# Extracted data start

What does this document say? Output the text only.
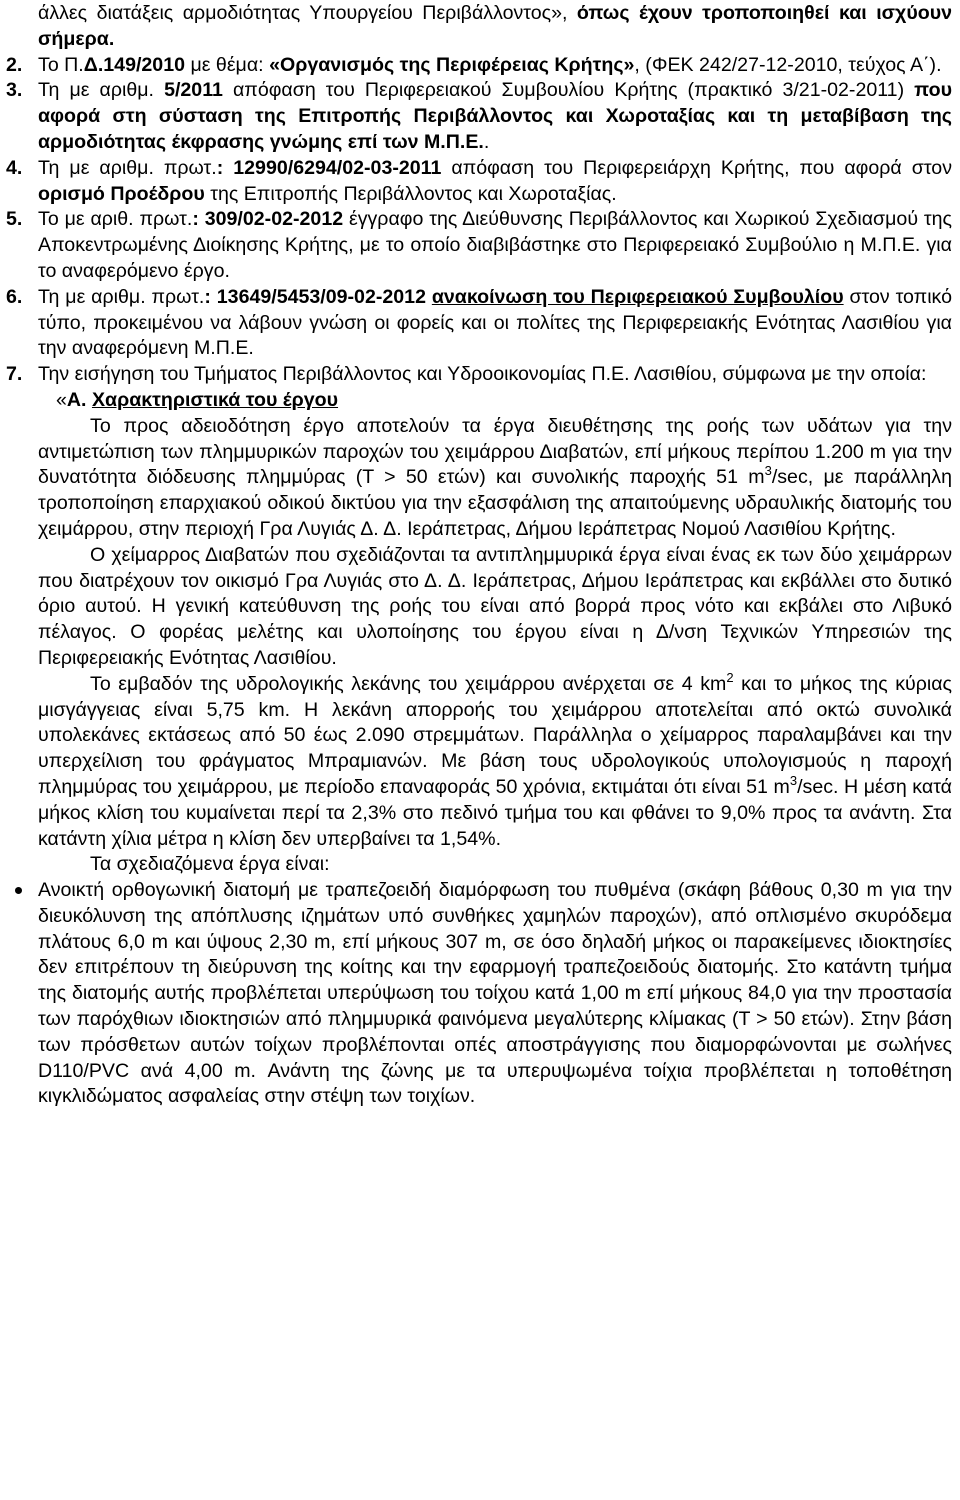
άλλες διατάξεις αρμοδιότητας Υπουργείου Περιβάλλοντος», όπως έχουν τροποποιηθεί και ισχύουν σήμερα.

2. Το Π.Δ.149/2010 με θέμα: «Οργανισμός της Περιφέρειας Κρήτης», (ΦΕΚ 242/27-12-2010, τεύχος Α΄).

3. Τη με αριθμ. 5/2011 απόφαση του Περιφερειακού Συμβουλίου Κρήτης (πρακτικό 3/21-02-2011) που αφορά στη σύσταση της Επιτροπής Περιβάλλοντος και Χωροταξίας και τη μεταβίβαση της αρμοδιότητας έκφρασης γνώμης επί των Μ.Π.Ε..

4. Τη με αριθμ. πρωτ.: 12990/6294/02-03-2011 απόφαση του Περιφερειάρχη Κρήτης, που αφορά στον ορισμό Προέδρου της Επιτροπής Περιβάλλοντος και Χωροταξίας.

5. Το με αριθ. πρωτ.: 309/02-02-2012 έγγραφο της Διεύθυνσης Περιβάλλοντος και Χωρικού Σχεδιασμού της Αποκεντρωμένης Διοίκησης Κρήτης, με το οποίο διαβιβάστηκε στο Περιφερειακό Συμβούλιο η Μ.Π.Ε. για το αναφερόμενο έργο.

6. Τη με αριθμ. πρωτ.: 13649/5453/09-02-2012 ανακοίνωση του Περιφερειακού Συμβουλίου στον τοπικό τύπο, προκειμένου να λάβουν γνώση οι φορείς και οι πολίτες της Περιφερειακής Ενότητας Λασιθίου για την αναφερόμενη Μ.Π.Ε.

7. Την εισήγηση του Τμήματος Περιβάλλοντος και Υδροοικονομίας Π.Ε. Λασιθίου, σύμφωνα με την οποία:

«Α. Χαρακτηριστικά του έργου

Το προς αδειοδότηση έργο αποτελούν τα έργα διευθέτησης της ροής των υδάτων για την αντιμετώπιση των πλημμυρικών παροχών του χειμάρρου Διαβατών, επί μήκους περίπου 1.200 m για την δυνατότητα διόδευσης πλημμύρας (Τ > 50 ετών) και συνολικής παροχής 51 $m^3/\sec$, με παράλληλη τροποποίηση επαρχιακού οδικού δικτύου για την εξασφάλιση της απαιτούμενης υδραυλικής διατομής του χειμάρρου, στην περιοχή Γρα Λυγιάς Δ. Δ. Ιεράπετρας, Δήμου Ιεράπετρας Νομού Λασιθίου Κρήτης.

Ο χείμαρρος Διαβατών που σχεδιάζονται τα αντιπλημμυρικά έργα είναι ένας εκ των δύο χειμάρρων που διατρέχουν τον οικισμό Γρα Λυγιάς στο Δ. Δ. Ιεράπετρας, Δήμου Ιεράπετρας και εκβάλλει στο δυτικό όριο αυτού. Η γενική κατεύθυνση της ροής του είναι από βορρά προς νότο και εκβάλει στο Λιβυκό πέλαγος. Ο φορέας μελέτης και υλοποίησης του έργου είναι η Δ/νση Τεχνικών Υπηρεσιών της Περιφερειακής Ενότητας Λασιθίου.

Το εμβαδόν της υδρολογικής λεκάνης του χειμάρρου ανέρχεται σε 4 $km^2$ και το μήκος της κύριας μισγάγγειας είναι 5,75 km. Η λεκάνη απορροής του χειμάρρου αποτελείται από οκτώ συνολικά υπολεκάνες εκτάσεως από 50 έως 2.090 στρεμμάτων. Παράλληλα ο χείμαρρος παραλαμβάνει και την υπερχείλιση του φράγματος Μπραμιανών. Με βάση τους υδρολογικούς υπολογισμούς η παροχή πλημμύρας του χειμάρρου, με περίοδο επαναφοράς 50 χρόνια, εκτιμάται ότι είναι 51 $m^3/\sec$. Η μέση κατά μήκος κλίση του κυμαίνεται περί τα 2,3% στο πεδινό τμήμα του και φθάνει το 9,0% προς τα ανάντη. Στα κατάντη χίλια μέτρα η κλίση δεν υπερβαίνει τα 1,54%.

Τα σχεδιαζόμενα έργα είναι:

Ανοικτή ορθογωνική διατομή με τραπεζοειδή διαμόρφωση του πυθμένα (σκάφη βάθους 0,30 m για την διευκόλυνση της απόπλυσης ιζημάτων υπό συνθήκες χαμηλών παροχών), από οπλισμένο σκυρόδεμα πλάτους 6,0 m και ύψους 2,30 m, επί μήκους 307 m, σε όσο δηλαδή μήκος οι παρακείμενες ιδιοκτησίες δεν επιτρέπουν τη διεύρυνση της κοίτης και την εφαρμογή τραπεζοειδούς διατομής. Στο κατάντη τμήμα της διατομής αυτής προβλέπεται υπερύψωση του τοίχου κατά 1,00 m επί μήκους 84,0 για την προστασία των παρόχθιων ιδιοκτησιών από πλημμυρικά φαινόμενα μεγαλύτερης κλίμακας (Τ > 50 ετών). Στην βάση των πρόσθετων αυτών τοίχων προβλέπονται οπές αποστράγγισης που διαμορφώνονται με σωλήνες D110/PVC ανά 4,00 m. Ανάντη της ζώνης με τα υπερυψωμένα τοίχια προβλέπεται η τοποθέτηση κιγκλιδώματος ασφαλείας στην στέψη των τοιχίων.
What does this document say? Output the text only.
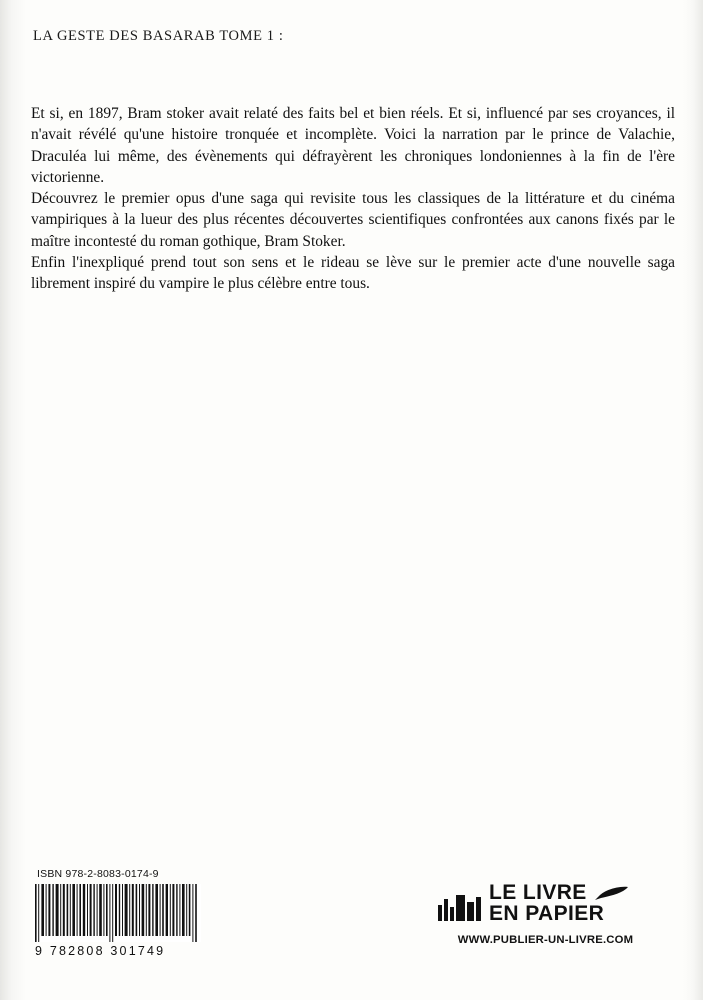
LA GESTE DES BASARAB TOME 1 :

Et si, en 1897, Bram stoker avait relaté des faits bel et bien réels. Et si, influencé par ses croyances, il n'avait révélé qu'une histoire tronquée et incomplète. Voici la narration par le prince de Valachie, Draculéa lui même, des évènements qui défrayèrent les chroniques londoniennes à la fin de l'ère victorienne.

Découvrez le premier opus d'une saga qui revisite tous les classiques de la littérature et du cinéma vampiriques à la lueur des plus récentes découvertes scientifiques confrontées aux canons fixés par le maître incontesté du roman gothique, Bram Stoker.

Enfin l'inexpliqué prend tout son sens et le rideau se lève sur le premier acte d'une nouvelle saga librement inspiré du vampire le plus célèbre entre tous.

ISBN 978-2-8083-0174-9
9 782808 301749
LE LIVRE
EN PAPIER
WWW.PUBLIER-UN-LIVRE.COM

# Extracted data end

● **Task to carry out**
Leave every image out, and retype the material exactly.

● **Worked solution**
What does this document say? Output the text only.
άλλες διατάξεις αρμοδιότητας Υπουργείου Περιβάλλοντος», όπως έχουν τροποποιηθεί και ισχύουν σήμερα.

2. Το Π.Δ.149/2010 με θέμα: «Οργανισμός της Περιφέρειας Κρήτης», (ΦΕΚ 242/27-12-2010, τεύχος Α΄).

3. Τη με αριθμ. 5/2011 απόφαση του Περιφερειακού Συμβουλίου Κρήτης (πρακτικό 3/21-02-2011) που αφορά στη σύσταση της Επιτροπής Περιβάλλοντος και Χωροταξίας και τη μεταβίβαση της αρμοδιότητας έκφρασης γνώμης επί των Μ.Π.Ε..

4. Τη με αριθμ. πρωτ.: 12990/6294/02-03-2011 απόφαση του Περιφερειάρχη Κρήτης, που αφορά στον ορισμό Προέδρου της Επιτροπής Περιβάλλοντος και Χωροταξίας.

5. Το με αριθ. πρωτ.: 309/02-02-2012 έγγραφο της Διεύθυνσης Περιβάλλοντος και Χωρικού Σχεδιασμού της Αποκεντρωμένης Διοίκησης Κρήτης, με το οποίο διαβιβάστηκε στο Περιφερειακό Συμβούλιο η Μ.Π.Ε. για το αναφερόμενο έργο.

6. Τη με αριθμ. πρωτ.: 13649/5453/09-02-2012 ανακοίνωση του Περιφερειακού Συμβουλίου στον τοπικό τύπο, προκειμένου να λάβουν γνώση οι φορείς και οι πολίτες της Περιφερειακής Ενότητας Λασιθίου για την αναφερόμενη Μ.Π.Ε.

7. Την εισήγηση του Τμήματος Περιβάλλοντος και Υδροοικονομίας Π.Ε. Λασιθίου, σύμφωνα με την οποία:

«Α. Χαρακτηριστικά του έργου

Το προς αδειοδότηση έργο αποτελούν τα έργα διευθέτησης της ροής των υδάτων για την αντιμετώπιση των πλημμυρικών παροχών του χειμάρρου Διαβατών, επί μήκους περίπου 1.200 m για την δυνατότητα διόδευσης πλημμύρας (Τ > 50 ετών) και συνολικής παροχής 51 $m^3/\sec$, με παράλληλη τροποποίηση επαρχιακού οδικού δικτύου για την εξασφάλιση της απαιτούμενης υδραυλικής διατομής του χειμάρρου, στην περιοχή Γρα Λυγιάς Δ. Δ. Ιεράπετρας, Δήμου Ιεράπετρας Νομού Λασιθίου Κρήτης.

Ο χείμαρρος Διαβατών που σχεδιάζονται τα αντιπλημμυρικά έργα είναι ένας εκ των δύο χειμάρρων που διατρέχουν τον οικισμό Γρα Λυγιάς στο Δ. Δ. Ιεράπετρας, Δήμου Ιεράπετρας και εκβάλλει στο δυτικό όριο αυτού. Η γενική κατεύθυνση της ροής του είναι από βορρά προς νότο και εκβάλει στο Λιβυκό πέλαγος. Ο φορέας μελέτης και υλοποίησης του έργου είναι η Δ/νση Τεχνικών Υπηρεσιών της Περιφερειακής Ενότητας Λασιθίου.

Το εμβαδόν της υδρολογικής λεκάνης του χειμάρρου ανέρχεται σε 4 $km^2$ και το μήκος της κύριας μισγάγγειας είναι 5,75 km. Η λεκάνη απορροής του χειμάρρου αποτελείται από οκτώ συνολικά υπολεκάνες εκτάσεως από 50 έως 2.090 στρεμμάτων. Παράλληλα ο χείμαρρος παραλαμβάνει και την υπερχείλιση του φράγματος Μπραμιανών. Με βάση τους υδρολογικούς υπολογισμούς η παροχή πλημμύρας του χειμάρρου, με περίοδο επαναφοράς 50 χρόνια, εκτιμάται ότι είναι 51 $m^3/\sec$. Η μέση κατά μήκος κλίση του κυμαίνεται περί τα 2,3% στο πεδινό τμήμα του και φθάνει το 9,0% προς τα ανάντη. Στα κατάντη χίλια μέτρα η κλίση δεν υπερβαίνει τα 1,54%.

Τα σχεδιαζόμενα έργα είναι:

Ανοικτή ορθογωνική διατομή με τραπεζοειδή διαμόρφωση του πυθμένα (σκάφη βάθους 0,30 m για την διευκόλυνση της απόπλυσης ιζημάτων υπό συνθήκες χαμηλών παροχών), από οπλισμένο σκυρόδεμα πλάτους 6,0 m και ύψους 2,30 m, επί μήκους 307 m, σε όσο δηλαδή μήκος οι παρακείμενες ιδιοκτησίες δεν επιτρέπουν τη διεύρυνση της κοίτης και την εφαρμογή τραπεζοειδούς διατομής. Στο κατάντη τμήμα της διατομής αυτής προβλέπεται υπερύψωση του τοίχου κατά 1,00 m επί μήκους 84,0 για την προστασία των παρόχθιων ιδιοκτησιών από πλημμυρικά φαινόμενα μεγαλύτερης κλίμακας (Τ > 50 ετών). Στην βάση των πρόσθετων αυτών τοίχων προβλέπονται οπές αποστράγγισης που διαμορφώνονται με σωλήνες D110/PVC ανά 4,00 m. Ανάντη της ζώνης με τα υπερυψωμένα τοίχια προβλέπεται η τοποθέτηση κιγκλιδώματος ασφαλείας στην στέψη των τοιχίων.
What does this document say? Output the text only.
LA GESTE DES BASARAB TOME 1 :

Et si, en 1897, Bram stoker avait relaté des faits bel et bien réels. Et si, influencé par ses croyances, il n'avait révélé qu'une histoire tronquée et incomplète. Voici la narration par le prince de Valachie, Draculéa lui même, des évènements qui défrayèrent les chroniques londoniennes à la fin de l'ère victorienne.

Découvrez le premier opus d'une saga qui revisite tous les classiques de la littérature et du cinéma vampiriques à la lueur des plus récentes découvertes scientifiques confrontées aux canons fixés par le maître incontesté du roman gothique, Bram Stoker.

Enfin l'inexpliqué prend tout son sens et le rideau se lève sur le premier acte d'une nouvelle saga librement inspiré du vampire le plus célèbre entre tous.

ISBN 978-2-8083-0174-9
9 782808 301749
LE LIVRE
EN PAPIER
WWW.PUBLIER-UN-LIVRE.COM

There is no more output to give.